● Dataset items:
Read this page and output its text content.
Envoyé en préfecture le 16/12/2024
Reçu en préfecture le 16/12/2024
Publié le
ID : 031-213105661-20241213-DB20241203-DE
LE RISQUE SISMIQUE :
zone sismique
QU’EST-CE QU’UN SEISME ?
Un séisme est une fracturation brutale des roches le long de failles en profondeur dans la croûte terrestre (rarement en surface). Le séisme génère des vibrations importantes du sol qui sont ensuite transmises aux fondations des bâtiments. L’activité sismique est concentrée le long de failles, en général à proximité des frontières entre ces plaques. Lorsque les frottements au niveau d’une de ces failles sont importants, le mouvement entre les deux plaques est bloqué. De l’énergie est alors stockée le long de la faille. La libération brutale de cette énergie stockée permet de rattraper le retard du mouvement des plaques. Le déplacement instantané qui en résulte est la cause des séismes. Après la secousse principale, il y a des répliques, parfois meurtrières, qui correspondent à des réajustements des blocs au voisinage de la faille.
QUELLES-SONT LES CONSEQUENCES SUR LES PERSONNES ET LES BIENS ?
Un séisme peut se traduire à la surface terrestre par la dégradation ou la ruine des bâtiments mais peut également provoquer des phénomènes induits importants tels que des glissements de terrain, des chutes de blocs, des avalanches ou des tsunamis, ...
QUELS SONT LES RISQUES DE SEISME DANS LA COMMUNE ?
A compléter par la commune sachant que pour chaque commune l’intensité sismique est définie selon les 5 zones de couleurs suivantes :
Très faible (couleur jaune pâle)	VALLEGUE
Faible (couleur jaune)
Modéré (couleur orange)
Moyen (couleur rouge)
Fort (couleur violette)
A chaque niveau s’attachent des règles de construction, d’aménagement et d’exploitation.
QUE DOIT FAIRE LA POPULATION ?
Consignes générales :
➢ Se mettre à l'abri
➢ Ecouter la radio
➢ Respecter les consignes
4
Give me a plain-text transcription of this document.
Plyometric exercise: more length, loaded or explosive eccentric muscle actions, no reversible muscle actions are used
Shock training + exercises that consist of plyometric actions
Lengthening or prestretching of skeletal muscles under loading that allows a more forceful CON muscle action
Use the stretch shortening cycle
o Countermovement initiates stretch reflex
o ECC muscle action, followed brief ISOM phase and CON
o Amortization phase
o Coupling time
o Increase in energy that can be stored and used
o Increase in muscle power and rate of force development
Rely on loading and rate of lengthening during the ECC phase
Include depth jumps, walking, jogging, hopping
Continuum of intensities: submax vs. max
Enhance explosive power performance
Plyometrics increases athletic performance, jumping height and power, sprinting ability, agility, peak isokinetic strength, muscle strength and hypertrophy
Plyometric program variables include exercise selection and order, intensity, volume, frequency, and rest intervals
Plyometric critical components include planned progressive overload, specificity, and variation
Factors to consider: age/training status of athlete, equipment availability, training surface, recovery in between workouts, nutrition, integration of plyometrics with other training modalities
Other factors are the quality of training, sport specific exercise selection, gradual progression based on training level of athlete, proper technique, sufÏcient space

● Exercise:
Write out the listing once more, matching it exactly.

● Written solution:
Read this page and output its text content.
Envoyé en préfecture le 16/12/2024
Reçu en préfecture le 16/12/2024
Publié le
ID : 031-213105661-20241213-DB20241203-DE
LE RISQUE SISMIQUE :
zone sismique
QU’EST-CE QU’UN SEISME ?
Un séisme est une fracturation brutale des roches le long de failles en profondeur dans la croûte terrestre (rarement en surface). Le séisme génère des vibrations importantes du sol qui sont ensuite transmises aux fondations des bâtiments. L’activité sismique est concentrée le long de failles, en général à proximité des frontières entre ces plaques. Lorsque les frottements au niveau d’une de ces failles sont importants, le mouvement entre les deux plaques est bloqué. De l’énergie est alors stockée le long de la faille. La libération brutale de cette énergie stockée permet de rattraper le retard du mouvement des plaques. Le déplacement instantané qui en résulte est la cause des séismes. Après la secousse principale, il y a des répliques, parfois meurtrières, qui correspondent à des réajustements des blocs au voisinage de la faille.
QUELLES-SONT LES CONSEQUENCES SUR LES PERSONNES ET LES BIENS ?
Un séisme peut se traduire à la surface terrestre par la dégradation ou la ruine des bâtiments mais peut également provoquer des phénomènes induits importants tels que des glissements de terrain, des chutes de blocs, des avalanches ou des tsunamis, ...
QUELS SONT LES RISQUES DE SEISME DANS LA COMMUNE ?
A compléter par la commune sachant que pour chaque commune l’intensité sismique est définie selon les 5 zones de couleurs suivantes :
Très faible (couleur jaune pâle)	VALLEGUE
Faible (couleur jaune)
Modéré (couleur orange)
Moyen (couleur rouge)
Fort (couleur violette)
A chaque niveau s’attachent des règles de construction, d’aménagement et d’exploitation.
QUE DOIT FAIRE LA POPULATION ?
Consignes générales :
➢ Se mettre à l'abri
➢ Ecouter la radio
➢ Respecter les consignes
4
Give me a plain-text transcription of this document.
Plyometric exercise: more length, loaded or explosive eccentric muscle actions, no reversible muscle actions are used
Shock training + exercises that consist of plyometric actions
Lengthening or prestretching of skeletal muscles under loading that allows a more forceful CON muscle action
Use the stretch shortening cycle
o Countermovement initiates stretch reflex
o ECC muscle action, followed brief ISOM phase and CON
o Amortization phase
o Coupling time
o Increase in energy that can be stored and used
o Increase in muscle power and rate of force development
Rely on loading and rate of lengthening during the ECC phase
Include depth jumps, walking, jogging, hopping
Continuum of intensities: submax vs. max
Enhance explosive power performance
Plyometrics increases athletic performance, jumping height and power, sprinting ability, agility, peak isokinetic strength, muscle strength and hypertrophy
Plyometric program variables include exercise selection and order, intensity, volume, frequency, and rest intervals
Plyometric critical components include planned progressive overload, specificity, and variation
Factors to consider: age/training status of athlete, equipment availability, training surface, recovery in between workouts, nutrition, integration of plyometrics with other training modalities
Other factors are the quality of training, sport specific exercise selection, gradual progression based on training level of athlete, proper technique, sufÏcient space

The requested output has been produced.